**Material for this task:**
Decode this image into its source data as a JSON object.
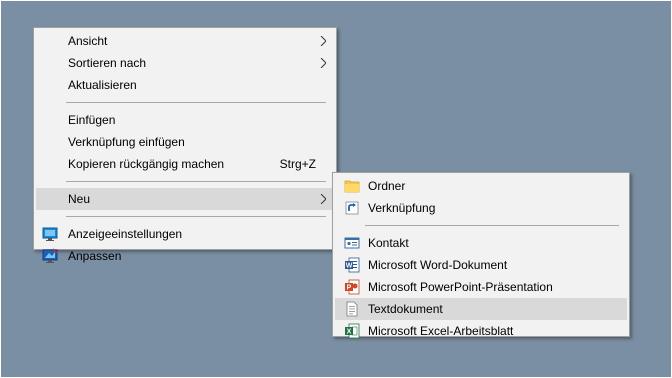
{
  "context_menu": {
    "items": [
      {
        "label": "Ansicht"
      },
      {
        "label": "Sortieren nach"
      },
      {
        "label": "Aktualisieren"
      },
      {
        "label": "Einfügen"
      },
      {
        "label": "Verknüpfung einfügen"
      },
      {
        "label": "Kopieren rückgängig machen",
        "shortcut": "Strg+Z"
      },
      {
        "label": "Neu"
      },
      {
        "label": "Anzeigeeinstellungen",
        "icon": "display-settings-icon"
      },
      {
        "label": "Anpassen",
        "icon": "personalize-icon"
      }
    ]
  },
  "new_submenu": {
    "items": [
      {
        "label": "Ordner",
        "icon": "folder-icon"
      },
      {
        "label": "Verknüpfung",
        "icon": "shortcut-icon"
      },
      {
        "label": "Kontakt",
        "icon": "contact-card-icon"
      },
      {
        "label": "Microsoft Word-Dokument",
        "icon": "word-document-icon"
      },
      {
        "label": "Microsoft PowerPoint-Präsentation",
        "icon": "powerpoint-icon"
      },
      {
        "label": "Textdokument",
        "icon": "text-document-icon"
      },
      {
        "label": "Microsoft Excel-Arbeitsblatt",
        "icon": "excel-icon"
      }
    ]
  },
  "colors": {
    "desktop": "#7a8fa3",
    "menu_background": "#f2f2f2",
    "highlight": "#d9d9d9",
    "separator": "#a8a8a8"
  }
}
==
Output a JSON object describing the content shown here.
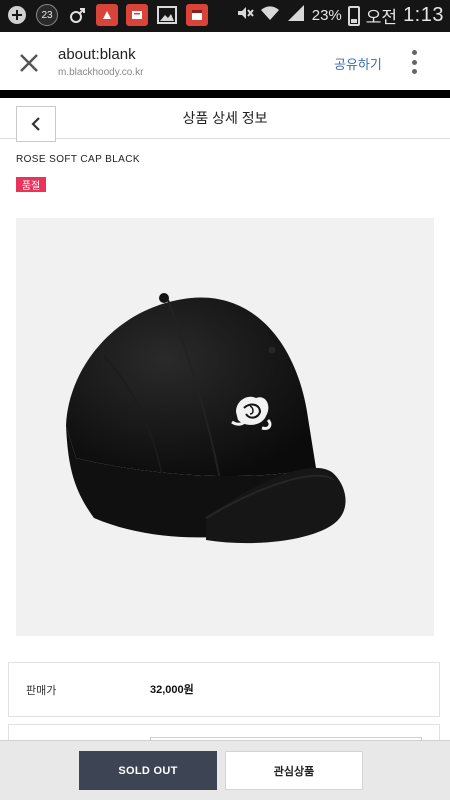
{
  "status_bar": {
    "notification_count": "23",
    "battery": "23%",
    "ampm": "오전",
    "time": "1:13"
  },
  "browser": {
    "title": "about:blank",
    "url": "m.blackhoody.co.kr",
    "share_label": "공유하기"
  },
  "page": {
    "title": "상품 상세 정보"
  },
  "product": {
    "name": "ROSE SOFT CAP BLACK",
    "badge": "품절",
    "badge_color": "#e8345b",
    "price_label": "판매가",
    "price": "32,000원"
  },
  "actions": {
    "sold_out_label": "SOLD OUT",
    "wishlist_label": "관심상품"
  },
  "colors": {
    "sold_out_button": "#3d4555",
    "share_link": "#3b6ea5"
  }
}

**What the task asks:** Pull every line containing "JSON" from the material above.

**Solved problem:**
Decode this image into its source data as a JSON object.
Output a JSON object describing the content shown here.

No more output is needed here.